DATA FOR THE TASK:
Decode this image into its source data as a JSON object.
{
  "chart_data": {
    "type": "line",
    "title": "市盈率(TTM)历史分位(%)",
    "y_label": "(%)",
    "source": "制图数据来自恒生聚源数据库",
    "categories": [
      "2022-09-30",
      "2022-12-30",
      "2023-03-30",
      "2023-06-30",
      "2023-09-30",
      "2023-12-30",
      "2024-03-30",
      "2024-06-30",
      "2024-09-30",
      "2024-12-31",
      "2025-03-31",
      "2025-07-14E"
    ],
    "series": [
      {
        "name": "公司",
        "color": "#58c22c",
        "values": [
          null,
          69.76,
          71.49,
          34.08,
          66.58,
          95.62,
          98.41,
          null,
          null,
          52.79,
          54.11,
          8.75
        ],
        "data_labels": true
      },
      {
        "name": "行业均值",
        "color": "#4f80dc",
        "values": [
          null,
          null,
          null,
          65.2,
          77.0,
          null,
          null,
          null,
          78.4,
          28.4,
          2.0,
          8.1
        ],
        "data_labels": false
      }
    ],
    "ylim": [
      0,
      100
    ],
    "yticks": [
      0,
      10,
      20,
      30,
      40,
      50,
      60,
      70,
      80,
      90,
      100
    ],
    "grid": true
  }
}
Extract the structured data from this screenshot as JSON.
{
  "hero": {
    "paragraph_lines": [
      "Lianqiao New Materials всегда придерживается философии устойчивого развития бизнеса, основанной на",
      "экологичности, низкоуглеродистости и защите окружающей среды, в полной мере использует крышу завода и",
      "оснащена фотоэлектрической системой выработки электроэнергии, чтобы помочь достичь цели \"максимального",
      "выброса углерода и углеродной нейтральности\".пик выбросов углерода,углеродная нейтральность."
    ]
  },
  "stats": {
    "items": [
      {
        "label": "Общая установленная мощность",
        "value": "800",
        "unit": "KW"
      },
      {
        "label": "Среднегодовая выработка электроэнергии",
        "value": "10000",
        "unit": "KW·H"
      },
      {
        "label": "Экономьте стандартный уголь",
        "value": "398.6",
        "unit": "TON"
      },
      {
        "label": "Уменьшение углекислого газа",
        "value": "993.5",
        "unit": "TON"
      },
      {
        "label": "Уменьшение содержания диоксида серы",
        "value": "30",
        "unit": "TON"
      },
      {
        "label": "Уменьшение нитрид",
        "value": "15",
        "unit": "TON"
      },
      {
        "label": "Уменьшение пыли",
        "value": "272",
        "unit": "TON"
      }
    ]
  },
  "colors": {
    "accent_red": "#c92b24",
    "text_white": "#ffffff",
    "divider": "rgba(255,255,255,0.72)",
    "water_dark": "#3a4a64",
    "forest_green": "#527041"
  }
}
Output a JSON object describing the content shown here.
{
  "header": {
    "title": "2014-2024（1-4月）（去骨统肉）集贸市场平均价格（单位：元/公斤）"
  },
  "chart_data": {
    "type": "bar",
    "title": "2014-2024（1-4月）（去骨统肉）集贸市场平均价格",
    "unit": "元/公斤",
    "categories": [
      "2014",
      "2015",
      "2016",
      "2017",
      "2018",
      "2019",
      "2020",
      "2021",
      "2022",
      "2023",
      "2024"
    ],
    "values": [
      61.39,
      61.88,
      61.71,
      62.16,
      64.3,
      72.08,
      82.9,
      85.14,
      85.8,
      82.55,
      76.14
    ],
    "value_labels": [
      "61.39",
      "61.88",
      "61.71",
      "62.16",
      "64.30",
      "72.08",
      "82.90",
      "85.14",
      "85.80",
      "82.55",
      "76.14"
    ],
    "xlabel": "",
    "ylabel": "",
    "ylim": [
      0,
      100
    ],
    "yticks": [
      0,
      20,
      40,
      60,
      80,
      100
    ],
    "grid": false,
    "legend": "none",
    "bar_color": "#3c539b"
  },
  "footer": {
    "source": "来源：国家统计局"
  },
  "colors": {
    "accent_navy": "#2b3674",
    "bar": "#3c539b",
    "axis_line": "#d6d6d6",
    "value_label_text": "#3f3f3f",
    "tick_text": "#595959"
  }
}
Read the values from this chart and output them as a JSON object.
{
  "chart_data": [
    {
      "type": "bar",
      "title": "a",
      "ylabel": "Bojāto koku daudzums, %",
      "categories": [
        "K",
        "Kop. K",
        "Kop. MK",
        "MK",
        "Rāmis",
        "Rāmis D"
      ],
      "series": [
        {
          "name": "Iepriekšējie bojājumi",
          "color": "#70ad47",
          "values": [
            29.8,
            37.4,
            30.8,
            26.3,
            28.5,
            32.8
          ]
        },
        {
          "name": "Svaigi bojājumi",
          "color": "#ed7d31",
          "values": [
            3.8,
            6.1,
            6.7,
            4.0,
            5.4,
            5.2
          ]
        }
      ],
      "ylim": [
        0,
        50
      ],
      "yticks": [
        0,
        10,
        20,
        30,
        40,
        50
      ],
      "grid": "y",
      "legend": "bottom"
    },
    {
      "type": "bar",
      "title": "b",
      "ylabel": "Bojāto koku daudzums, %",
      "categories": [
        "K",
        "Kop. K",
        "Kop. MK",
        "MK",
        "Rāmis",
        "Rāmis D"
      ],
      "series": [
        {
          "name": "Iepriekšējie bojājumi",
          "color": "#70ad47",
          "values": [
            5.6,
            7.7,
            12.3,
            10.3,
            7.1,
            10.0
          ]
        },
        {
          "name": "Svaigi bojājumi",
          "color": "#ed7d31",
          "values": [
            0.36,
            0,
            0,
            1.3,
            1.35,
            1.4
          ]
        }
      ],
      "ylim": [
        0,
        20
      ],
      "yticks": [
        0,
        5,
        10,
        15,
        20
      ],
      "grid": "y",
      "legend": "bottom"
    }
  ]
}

TASK BRIEF: Filter the records, keeping only lines that contain "JSON", and show those lines.

WORKED ANSWER:
Decode this image into its source data as a JSON object.
Extract the structured data from this screenshot as JSON.
Output a JSON object describing the content shown here.
Read the values from this chart and output them as a JSON object.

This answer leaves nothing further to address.